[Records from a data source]

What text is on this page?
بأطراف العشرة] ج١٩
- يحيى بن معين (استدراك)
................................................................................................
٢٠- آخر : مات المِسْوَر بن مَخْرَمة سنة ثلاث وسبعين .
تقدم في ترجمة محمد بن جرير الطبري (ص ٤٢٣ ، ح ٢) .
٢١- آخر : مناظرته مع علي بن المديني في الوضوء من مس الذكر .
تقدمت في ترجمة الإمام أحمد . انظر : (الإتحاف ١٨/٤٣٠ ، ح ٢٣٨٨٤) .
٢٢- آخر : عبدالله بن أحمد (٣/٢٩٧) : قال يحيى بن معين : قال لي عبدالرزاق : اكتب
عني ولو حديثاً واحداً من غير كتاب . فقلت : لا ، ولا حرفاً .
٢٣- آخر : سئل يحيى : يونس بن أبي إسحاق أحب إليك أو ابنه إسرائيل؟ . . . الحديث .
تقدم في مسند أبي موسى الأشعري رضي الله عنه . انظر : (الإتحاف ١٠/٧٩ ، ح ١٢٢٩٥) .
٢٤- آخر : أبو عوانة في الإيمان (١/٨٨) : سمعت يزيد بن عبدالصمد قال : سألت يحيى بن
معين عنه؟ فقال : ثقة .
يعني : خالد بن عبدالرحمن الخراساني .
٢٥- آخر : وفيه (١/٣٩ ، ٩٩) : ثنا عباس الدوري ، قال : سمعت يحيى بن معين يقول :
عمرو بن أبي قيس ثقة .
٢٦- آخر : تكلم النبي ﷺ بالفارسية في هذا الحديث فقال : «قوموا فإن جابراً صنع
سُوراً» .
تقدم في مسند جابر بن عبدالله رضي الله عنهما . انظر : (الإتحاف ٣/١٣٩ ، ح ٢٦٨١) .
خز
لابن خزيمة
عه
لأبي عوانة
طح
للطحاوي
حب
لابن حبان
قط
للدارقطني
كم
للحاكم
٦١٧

_Short task_
Copy all of the material word for word.

_Written solution_
What text is on this page?
بأطراف العشرة] ج١٩
- يحيى بن معين (استدراك)
................................................................................................
٢٠- آخر : مات المِسْوَر بن مَخْرَمة سنة ثلاث وسبعين .
تقدم في ترجمة محمد بن جرير الطبري (ص ٤٢٣ ، ح ٢) .
٢١- آخر : مناظرته مع علي بن المديني في الوضوء من مس الذكر .
تقدمت في ترجمة الإمام أحمد . انظر : (الإتحاف ١٨/٤٣٠ ، ح ٢٣٨٨٤) .
٢٢- آخر : عبدالله بن أحمد (٣/٢٩٧) : قال يحيى بن معين : قال لي عبدالرزاق : اكتب
عني ولو حديثاً واحداً من غير كتاب . فقلت : لا ، ولا حرفاً .
٢٣- آخر : سئل يحيى : يونس بن أبي إسحاق أحب إليك أو ابنه إسرائيل؟ . . . الحديث .
تقدم في مسند أبي موسى الأشعري رضي الله عنه . انظر : (الإتحاف ١٠/٧٩ ، ح ١٢٢٩٥) .
٢٤- آخر : أبو عوانة في الإيمان (١/٨٨) : سمعت يزيد بن عبدالصمد قال : سألت يحيى بن
معين عنه؟ فقال : ثقة .
يعني : خالد بن عبدالرحمن الخراساني .
٢٥- آخر : وفيه (١/٣٩ ، ٩٩) : ثنا عباس الدوري ، قال : سمعت يحيى بن معين يقول :
عمرو بن أبي قيس ثقة .
٢٦- آخر : تكلم النبي ﷺ بالفارسية في هذا الحديث فقال : «قوموا فإن جابراً صنع
سُوراً» .
تقدم في مسند جابر بن عبدالله رضي الله عنهما . انظر : (الإتحاف ٣/١٣٩ ، ح ٢٦٨١) .
خز
لابن خزيمة
عه
لأبي عوانة
طح
للطحاوي
حب
لابن حبان
قط
للدارقطني
كم
للحاكم
٦١٧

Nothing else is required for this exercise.